-------- Provided data --------

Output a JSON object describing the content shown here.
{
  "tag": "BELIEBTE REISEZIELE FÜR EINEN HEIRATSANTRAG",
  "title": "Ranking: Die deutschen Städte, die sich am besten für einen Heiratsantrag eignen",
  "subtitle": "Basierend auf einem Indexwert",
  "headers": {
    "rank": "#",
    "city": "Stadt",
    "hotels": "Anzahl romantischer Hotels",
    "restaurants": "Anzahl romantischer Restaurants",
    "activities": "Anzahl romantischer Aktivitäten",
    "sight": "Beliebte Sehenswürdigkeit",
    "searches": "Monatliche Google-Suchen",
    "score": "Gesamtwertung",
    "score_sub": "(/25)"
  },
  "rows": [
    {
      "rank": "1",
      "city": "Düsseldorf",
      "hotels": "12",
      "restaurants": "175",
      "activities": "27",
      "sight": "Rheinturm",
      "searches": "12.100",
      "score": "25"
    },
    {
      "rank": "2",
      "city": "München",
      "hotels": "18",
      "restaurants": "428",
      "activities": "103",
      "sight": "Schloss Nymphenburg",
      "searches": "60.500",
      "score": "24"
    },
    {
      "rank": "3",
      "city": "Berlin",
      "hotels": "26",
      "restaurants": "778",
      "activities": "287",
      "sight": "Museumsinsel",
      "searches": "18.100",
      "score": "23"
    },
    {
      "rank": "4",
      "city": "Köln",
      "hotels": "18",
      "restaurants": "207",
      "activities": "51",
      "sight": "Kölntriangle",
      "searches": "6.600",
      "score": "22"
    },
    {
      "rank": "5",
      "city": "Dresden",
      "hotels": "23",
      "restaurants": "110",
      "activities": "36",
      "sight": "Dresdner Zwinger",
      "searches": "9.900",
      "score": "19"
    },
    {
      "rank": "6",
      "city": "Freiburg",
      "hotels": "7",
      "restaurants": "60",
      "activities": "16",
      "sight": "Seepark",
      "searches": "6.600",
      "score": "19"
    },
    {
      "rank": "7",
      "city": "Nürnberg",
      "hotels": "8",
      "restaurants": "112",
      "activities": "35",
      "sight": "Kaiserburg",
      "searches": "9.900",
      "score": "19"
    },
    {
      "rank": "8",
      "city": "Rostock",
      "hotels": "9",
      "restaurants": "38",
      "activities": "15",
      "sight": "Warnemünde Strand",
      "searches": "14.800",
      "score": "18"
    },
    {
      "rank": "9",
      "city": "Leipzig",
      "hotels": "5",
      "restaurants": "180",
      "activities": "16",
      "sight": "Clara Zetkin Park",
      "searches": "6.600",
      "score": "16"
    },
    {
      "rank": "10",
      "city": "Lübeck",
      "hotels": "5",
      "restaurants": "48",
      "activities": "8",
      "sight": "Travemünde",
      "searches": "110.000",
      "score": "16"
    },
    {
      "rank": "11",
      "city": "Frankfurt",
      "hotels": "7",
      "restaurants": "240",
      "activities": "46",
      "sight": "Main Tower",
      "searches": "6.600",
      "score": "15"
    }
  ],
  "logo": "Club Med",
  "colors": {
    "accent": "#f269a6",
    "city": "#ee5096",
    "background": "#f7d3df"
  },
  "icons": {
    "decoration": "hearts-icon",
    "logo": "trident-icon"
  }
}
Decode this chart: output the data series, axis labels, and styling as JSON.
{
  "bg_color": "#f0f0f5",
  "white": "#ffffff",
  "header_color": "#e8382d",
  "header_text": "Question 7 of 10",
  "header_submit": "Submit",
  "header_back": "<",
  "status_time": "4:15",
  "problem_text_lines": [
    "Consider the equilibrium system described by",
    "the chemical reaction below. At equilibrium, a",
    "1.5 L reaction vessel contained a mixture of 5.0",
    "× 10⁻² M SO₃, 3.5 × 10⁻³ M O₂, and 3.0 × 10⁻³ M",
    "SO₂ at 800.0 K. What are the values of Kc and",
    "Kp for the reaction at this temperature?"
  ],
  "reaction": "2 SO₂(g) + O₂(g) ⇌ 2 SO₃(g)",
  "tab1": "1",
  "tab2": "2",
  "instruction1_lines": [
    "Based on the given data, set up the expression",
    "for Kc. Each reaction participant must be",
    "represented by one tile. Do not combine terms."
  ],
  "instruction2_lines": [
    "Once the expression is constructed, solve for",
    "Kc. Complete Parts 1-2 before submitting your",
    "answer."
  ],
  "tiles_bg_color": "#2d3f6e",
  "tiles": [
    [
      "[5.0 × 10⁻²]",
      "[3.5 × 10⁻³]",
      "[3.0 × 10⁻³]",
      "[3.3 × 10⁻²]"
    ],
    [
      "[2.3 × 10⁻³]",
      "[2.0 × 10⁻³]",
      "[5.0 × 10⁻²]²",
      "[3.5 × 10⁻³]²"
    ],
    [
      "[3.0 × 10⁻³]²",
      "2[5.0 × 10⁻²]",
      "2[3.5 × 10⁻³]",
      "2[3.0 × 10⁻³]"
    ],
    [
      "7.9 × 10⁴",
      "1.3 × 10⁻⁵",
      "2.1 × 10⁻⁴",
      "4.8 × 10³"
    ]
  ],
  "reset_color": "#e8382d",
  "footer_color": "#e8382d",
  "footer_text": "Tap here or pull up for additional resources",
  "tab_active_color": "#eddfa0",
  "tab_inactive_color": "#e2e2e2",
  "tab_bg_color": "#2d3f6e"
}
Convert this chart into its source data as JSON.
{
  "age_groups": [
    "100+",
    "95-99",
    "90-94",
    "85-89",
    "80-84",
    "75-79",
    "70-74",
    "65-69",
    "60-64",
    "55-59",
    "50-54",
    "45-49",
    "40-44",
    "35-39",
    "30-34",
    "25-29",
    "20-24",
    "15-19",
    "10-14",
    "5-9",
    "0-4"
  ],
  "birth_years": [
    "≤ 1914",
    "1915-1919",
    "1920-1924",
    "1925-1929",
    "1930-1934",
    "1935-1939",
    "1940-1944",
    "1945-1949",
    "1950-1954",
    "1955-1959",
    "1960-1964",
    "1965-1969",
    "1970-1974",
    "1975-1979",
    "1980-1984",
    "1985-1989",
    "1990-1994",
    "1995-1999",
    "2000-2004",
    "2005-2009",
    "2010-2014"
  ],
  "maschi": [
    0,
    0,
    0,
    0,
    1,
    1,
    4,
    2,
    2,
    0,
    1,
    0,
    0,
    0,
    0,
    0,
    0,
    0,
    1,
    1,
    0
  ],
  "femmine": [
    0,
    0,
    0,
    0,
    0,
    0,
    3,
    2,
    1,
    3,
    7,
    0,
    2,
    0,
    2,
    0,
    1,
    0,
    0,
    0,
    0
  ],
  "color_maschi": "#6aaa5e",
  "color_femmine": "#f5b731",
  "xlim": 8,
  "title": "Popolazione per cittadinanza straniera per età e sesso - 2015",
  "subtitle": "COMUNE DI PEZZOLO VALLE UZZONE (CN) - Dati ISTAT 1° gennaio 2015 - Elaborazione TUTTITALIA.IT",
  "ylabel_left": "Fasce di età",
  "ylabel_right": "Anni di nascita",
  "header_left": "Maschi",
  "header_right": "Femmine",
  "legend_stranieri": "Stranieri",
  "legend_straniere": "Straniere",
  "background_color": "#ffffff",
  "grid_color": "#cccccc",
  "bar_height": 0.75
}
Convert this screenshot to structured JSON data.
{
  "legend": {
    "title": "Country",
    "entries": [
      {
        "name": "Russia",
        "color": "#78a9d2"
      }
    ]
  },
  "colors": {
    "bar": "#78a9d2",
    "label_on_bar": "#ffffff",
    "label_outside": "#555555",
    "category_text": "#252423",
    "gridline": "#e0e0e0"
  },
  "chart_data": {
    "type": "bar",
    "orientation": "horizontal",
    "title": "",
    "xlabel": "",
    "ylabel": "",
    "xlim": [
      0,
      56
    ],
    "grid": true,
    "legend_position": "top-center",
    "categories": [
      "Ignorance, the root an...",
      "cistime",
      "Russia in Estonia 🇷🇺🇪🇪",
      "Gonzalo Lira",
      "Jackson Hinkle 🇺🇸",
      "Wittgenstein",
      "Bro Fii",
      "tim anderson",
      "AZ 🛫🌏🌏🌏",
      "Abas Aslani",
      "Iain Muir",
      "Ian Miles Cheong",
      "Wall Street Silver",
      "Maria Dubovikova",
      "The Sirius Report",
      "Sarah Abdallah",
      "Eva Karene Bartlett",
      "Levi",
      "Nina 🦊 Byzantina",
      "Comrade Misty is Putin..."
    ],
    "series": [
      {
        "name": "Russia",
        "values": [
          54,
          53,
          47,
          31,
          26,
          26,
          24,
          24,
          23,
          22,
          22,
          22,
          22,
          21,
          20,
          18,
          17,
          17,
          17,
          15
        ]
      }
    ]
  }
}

--------

Aim of the exercise: Report how many lines hold the string "restaurants", giving the number and nothing else.

The response: 12